— begin —

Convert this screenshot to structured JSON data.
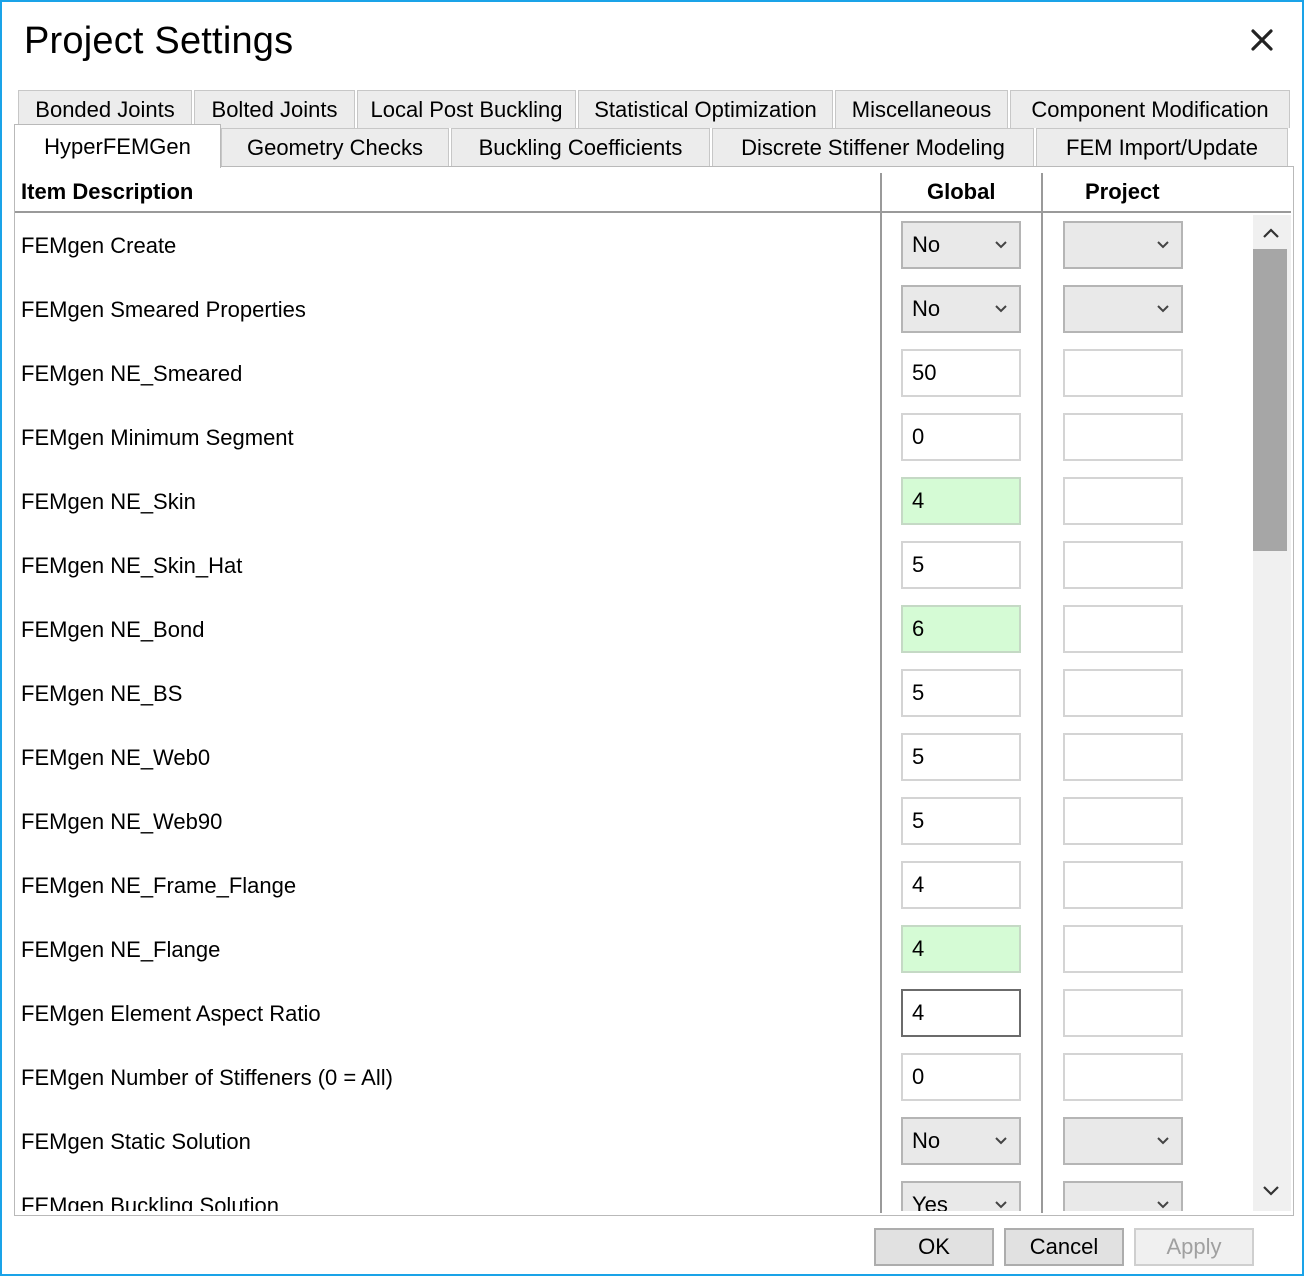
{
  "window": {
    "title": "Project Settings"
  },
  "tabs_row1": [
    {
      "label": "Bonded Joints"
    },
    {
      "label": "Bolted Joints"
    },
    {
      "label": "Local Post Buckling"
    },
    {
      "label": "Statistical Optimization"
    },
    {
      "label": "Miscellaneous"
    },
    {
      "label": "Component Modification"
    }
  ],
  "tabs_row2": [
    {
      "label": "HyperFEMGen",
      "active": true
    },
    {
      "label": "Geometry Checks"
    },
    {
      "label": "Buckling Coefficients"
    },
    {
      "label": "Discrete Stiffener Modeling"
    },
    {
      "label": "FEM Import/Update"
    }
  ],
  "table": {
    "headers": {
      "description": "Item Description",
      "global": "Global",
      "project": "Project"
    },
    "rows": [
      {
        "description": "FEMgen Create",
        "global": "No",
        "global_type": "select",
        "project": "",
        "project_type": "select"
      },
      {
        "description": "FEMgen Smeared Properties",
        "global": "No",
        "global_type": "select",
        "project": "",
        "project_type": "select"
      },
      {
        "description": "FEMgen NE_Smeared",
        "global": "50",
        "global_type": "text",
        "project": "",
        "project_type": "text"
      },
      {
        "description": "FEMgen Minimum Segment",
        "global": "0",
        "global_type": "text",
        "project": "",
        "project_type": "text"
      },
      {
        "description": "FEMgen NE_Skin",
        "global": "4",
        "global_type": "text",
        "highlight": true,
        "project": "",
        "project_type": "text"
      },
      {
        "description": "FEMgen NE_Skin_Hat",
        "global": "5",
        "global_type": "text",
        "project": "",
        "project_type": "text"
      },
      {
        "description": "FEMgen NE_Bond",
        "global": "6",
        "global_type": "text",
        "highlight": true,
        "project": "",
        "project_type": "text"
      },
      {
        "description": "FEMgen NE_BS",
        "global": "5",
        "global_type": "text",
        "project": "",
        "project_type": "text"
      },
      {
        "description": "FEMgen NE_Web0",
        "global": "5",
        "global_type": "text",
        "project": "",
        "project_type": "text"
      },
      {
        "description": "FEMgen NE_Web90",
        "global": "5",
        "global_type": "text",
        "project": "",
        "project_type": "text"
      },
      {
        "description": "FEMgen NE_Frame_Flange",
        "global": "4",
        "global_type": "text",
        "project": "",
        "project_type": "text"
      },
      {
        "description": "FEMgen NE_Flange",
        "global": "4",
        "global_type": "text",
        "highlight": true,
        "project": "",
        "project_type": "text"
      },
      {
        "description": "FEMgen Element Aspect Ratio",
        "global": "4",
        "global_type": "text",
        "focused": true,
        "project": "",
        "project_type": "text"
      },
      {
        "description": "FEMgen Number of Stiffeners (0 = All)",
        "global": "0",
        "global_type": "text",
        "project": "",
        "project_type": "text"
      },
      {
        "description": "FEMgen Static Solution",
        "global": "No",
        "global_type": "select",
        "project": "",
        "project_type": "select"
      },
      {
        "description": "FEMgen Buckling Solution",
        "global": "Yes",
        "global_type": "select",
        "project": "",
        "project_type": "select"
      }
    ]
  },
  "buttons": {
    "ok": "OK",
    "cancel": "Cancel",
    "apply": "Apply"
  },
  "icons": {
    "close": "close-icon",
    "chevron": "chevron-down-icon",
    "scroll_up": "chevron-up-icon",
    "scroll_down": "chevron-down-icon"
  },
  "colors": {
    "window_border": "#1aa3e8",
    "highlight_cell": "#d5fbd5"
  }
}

— end —

WHAT TO DO:
Write the records out once more, exactly as they appear, with no pictures.

THE ANSWER:
Convert this screenshot to structured JSON data.
{
  "window": {
    "title": "Project Settings"
  },
  "tabs_row1": [
    {
      "label": "Bonded Joints"
    },
    {
      "label": "Bolted Joints"
    },
    {
      "label": "Local Post Buckling"
    },
    {
      "label": "Statistical Optimization"
    },
    {
      "label": "Miscellaneous"
    },
    {
      "label": "Component Modification"
    }
  ],
  "tabs_row2": [
    {
      "label": "HyperFEMGen",
      "active": true
    },
    {
      "label": "Geometry Checks"
    },
    {
      "label": "Buckling Coefficients"
    },
    {
      "label": "Discrete Stiffener Modeling"
    },
    {
      "label": "FEM Import/Update"
    }
  ],
  "table": {
    "headers": {
      "description": "Item Description",
      "global": "Global",
      "project": "Project"
    },
    "rows": [
      {
        "description": "FEMgen Create",
        "global": "No",
        "global_type": "select",
        "project": "",
        "project_type": "select"
      },
      {
        "description": "FEMgen Smeared Properties",
        "global": "No",
        "global_type": "select",
        "project": "",
        "project_type": "select"
      },
      {
        "description": "FEMgen NE_Smeared",
        "global": "50",
        "global_type": "text",
        "project": "",
        "project_type": "text"
      },
      {
        "description": "FEMgen Minimum Segment",
        "global": "0",
        "global_type": "text",
        "project": "",
        "project_type": "text"
      },
      {
        "description": "FEMgen NE_Skin",
        "global": "4",
        "global_type": "text",
        "highlight": true,
        "project": "",
        "project_type": "text"
      },
      {
        "description": "FEMgen NE_Skin_Hat",
        "global": "5",
        "global_type": "text",
        "project": "",
        "project_type": "text"
      },
      {
        "description": "FEMgen NE_Bond",
        "global": "6",
        "global_type": "text",
        "highlight": true,
        "project": "",
        "project_type": "text"
      },
      {
        "description": "FEMgen NE_BS",
        "global": "5",
        "global_type": "text",
        "project": "",
        "project_type": "text"
      },
      {
        "description": "FEMgen NE_Web0",
        "global": "5",
        "global_type": "text",
        "project": "",
        "project_type": "text"
      },
      {
        "description": "FEMgen NE_Web90",
        "global": "5",
        "global_type": "text",
        "project": "",
        "project_type": "text"
      },
      {
        "description": "FEMgen NE_Frame_Flange",
        "global": "4",
        "global_type": "text",
        "project": "",
        "project_type": "text"
      },
      {
        "description": "FEMgen NE_Flange",
        "global": "4",
        "global_type": "text",
        "highlight": true,
        "project": "",
        "project_type": "text"
      },
      {
        "description": "FEMgen Element Aspect Ratio",
        "global": "4",
        "global_type": "text",
        "focused": true,
        "project": "",
        "project_type": "text"
      },
      {
        "description": "FEMgen Number of Stiffeners (0 = All)",
        "global": "0",
        "global_type": "text",
        "project": "",
        "project_type": "text"
      },
      {
        "description": "FEMgen Static Solution",
        "global": "No",
        "global_type": "select",
        "project": "",
        "project_type": "select"
      },
      {
        "description": "FEMgen Buckling Solution",
        "global": "Yes",
        "global_type": "select",
        "project": "",
        "project_type": "select"
      }
    ]
  },
  "buttons": {
    "ok": "OK",
    "cancel": "Cancel",
    "apply": "Apply"
  },
  "icons": {
    "close": "close-icon",
    "chevron": "chevron-down-icon",
    "scroll_up": "chevron-up-icon",
    "scroll_down": "chevron-down-icon"
  },
  "colors": {
    "window_border": "#1aa3e8",
    "highlight_cell": "#d5fbd5"
  }
}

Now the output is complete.